## PROBLEM STATEMENT
Return all of the data exactly, with nothing left out but the pictures.

>> Start DATASET ENTRIES

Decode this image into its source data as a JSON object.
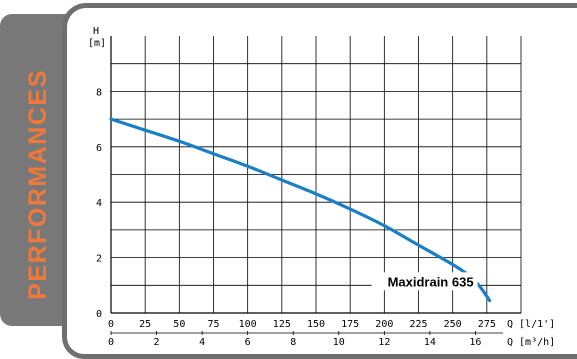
{
  "side_label": "PERFORMANCES",
  "chart_data": {
    "type": "line",
    "title": "",
    "ylabel_symbol": "H",
    "ylabel_unit": "[m]",
    "ylim": [
      0,
      10
    ],
    "yticks": [
      0,
      2,
      4,
      6,
      8
    ],
    "grid": true,
    "x_axes": [
      {
        "name": "Q",
        "unit": "[l/1']",
        "ticks": [
          0,
          25,
          50,
          75,
          100,
          125,
          150,
          175,
          200,
          225,
          250,
          275
        ],
        "tick_labels": [
          "0",
          "25",
          "50",
          "75",
          "100",
          "125",
          "150",
          "175",
          "200",
          "225",
          "250",
          "275"
        ],
        "xlim": [
          0,
          300
        ]
      },
      {
        "name": "Q",
        "unit": "[m³/h]",
        "ticks": [
          0,
          2,
          4,
          6,
          8,
          10,
          12,
          14,
          16
        ],
        "tick_labels": [
          "0",
          "2",
          "4",
          "6",
          "8",
          "10",
          "12",
          "14",
          "16"
        ],
        "xlim": [
          0,
          18
        ]
      }
    ],
    "series": [
      {
        "name": "Maxidrain 635",
        "color": "#1a7fc4",
        "x": [
          0,
          25,
          50,
          75,
          100,
          125,
          150,
          175,
          200,
          225,
          250,
          262,
          270,
          277
        ],
        "y": [
          7.0,
          6.6,
          6.2,
          5.75,
          5.3,
          4.8,
          4.3,
          3.75,
          3.15,
          2.45,
          1.75,
          1.35,
          0.95,
          0.45
        ]
      }
    ]
  }
}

>> End DATASET ENTRIES

## WRITTEN RESPONSE
Decode this image into its source data as a JSON object.
{
  "side_label": "PERFORMANCES",
  "chart_data": {
    "type": "line",
    "title": "",
    "ylabel_symbol": "H",
    "ylabel_unit": "[m]",
    "ylim": [
      0,
      10
    ],
    "yticks": [
      0,
      2,
      4,
      6,
      8
    ],
    "grid": true,
    "x_axes": [
      {
        "name": "Q",
        "unit": "[l/1']",
        "ticks": [
          0,
          25,
          50,
          75,
          100,
          125,
          150,
          175,
          200,
          225,
          250,
          275
        ],
        "tick_labels": [
          "0",
          "25",
          "50",
          "75",
          "100",
          "125",
          "150",
          "175",
          "200",
          "225",
          "250",
          "275"
        ],
        "xlim": [
          0,
          300
        ]
      },
      {
        "name": "Q",
        "unit": "[m³/h]",
        "ticks": [
          0,
          2,
          4,
          6,
          8,
          10,
          12,
          14,
          16
        ],
        "tick_labels": [
          "0",
          "2",
          "4",
          "6",
          "8",
          "10",
          "12",
          "14",
          "16"
        ],
        "xlim": [
          0,
          18
        ]
      }
    ],
    "series": [
      {
        "name": "Maxidrain 635",
        "color": "#1a7fc4",
        "x": [
          0,
          25,
          50,
          75,
          100,
          125,
          150,
          175,
          200,
          225,
          250,
          262,
          270,
          277
        ],
        "y": [
          7.0,
          6.6,
          6.2,
          5.75,
          5.3,
          4.8,
          4.3,
          3.75,
          3.15,
          2.45,
          1.75,
          1.35,
          0.95,
          0.45
        ]
      }
    ]
  }
}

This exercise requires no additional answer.